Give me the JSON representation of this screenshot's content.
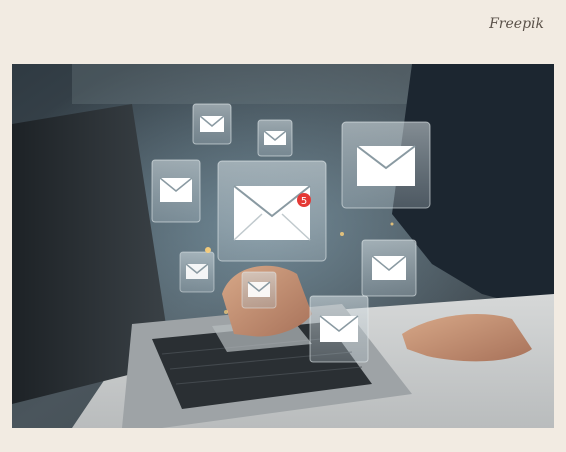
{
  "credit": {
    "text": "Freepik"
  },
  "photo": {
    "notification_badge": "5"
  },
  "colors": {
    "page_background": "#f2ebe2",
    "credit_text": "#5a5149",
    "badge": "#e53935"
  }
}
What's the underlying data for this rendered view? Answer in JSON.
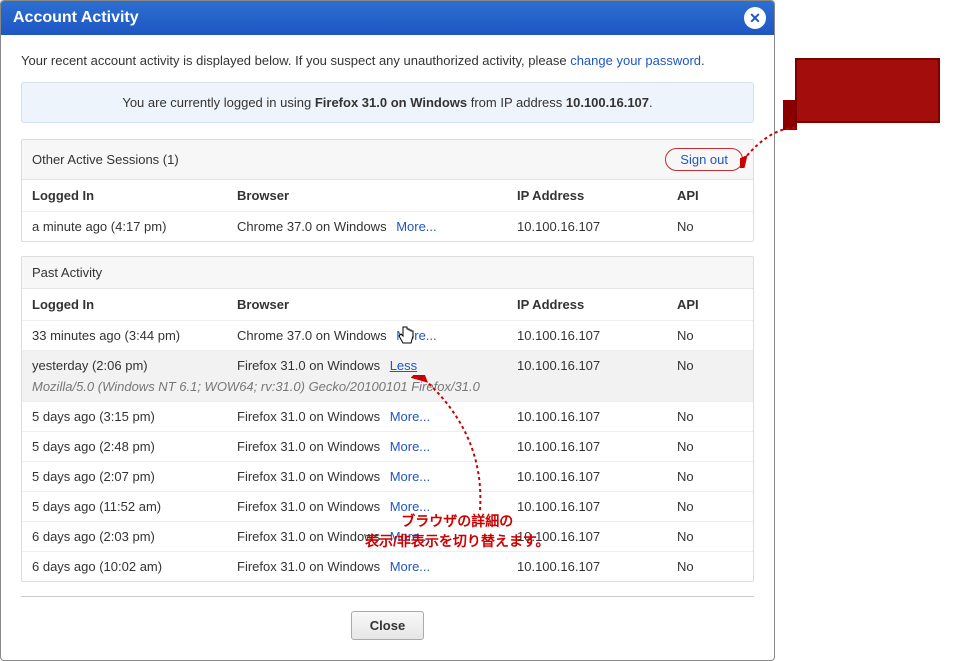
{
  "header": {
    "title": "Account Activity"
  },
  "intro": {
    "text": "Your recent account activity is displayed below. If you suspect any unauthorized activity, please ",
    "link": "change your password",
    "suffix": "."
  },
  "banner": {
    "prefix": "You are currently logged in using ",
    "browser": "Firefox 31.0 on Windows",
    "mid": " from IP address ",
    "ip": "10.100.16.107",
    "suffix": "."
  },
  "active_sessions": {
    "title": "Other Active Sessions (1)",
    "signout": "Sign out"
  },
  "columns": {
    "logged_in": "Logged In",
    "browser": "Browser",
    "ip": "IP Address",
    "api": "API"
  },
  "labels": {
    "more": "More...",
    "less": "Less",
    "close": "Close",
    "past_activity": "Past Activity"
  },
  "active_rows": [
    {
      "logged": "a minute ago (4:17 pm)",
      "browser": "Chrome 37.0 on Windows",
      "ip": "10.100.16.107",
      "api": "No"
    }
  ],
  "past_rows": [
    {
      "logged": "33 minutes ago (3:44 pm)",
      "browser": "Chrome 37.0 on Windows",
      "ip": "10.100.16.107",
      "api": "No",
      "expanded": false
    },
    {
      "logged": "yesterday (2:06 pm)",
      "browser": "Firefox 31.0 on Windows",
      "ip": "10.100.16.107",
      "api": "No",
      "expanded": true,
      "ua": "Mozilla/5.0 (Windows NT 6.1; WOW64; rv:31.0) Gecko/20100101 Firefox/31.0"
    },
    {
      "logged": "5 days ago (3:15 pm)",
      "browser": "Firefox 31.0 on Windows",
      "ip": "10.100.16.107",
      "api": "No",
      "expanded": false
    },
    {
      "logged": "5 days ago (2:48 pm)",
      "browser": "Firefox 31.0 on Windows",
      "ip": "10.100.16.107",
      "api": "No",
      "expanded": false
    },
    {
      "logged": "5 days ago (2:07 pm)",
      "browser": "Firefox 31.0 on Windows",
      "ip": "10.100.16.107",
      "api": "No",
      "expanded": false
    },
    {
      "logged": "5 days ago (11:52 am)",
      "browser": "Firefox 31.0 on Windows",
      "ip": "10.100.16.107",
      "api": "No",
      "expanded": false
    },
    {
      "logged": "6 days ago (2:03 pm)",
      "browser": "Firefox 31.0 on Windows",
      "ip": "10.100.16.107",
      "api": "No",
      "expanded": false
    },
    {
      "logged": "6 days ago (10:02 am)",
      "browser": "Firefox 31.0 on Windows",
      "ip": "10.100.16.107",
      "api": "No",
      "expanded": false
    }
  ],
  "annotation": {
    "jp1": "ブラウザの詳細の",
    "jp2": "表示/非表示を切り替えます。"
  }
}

══════

Scan the material above. Extract every line in which the word "days" occurs.

      "logged": "5 days ago (3:15 pm)",
      "logged": "5 days ago (2:48 pm)",
      "logged": "5 days ago (2:07 pm)",
      "logged": "5 days ago (11:52 am)",
      "logged": "6 days ago (2:03 pm)",
      "logged": "6 days ago (10:02 am)",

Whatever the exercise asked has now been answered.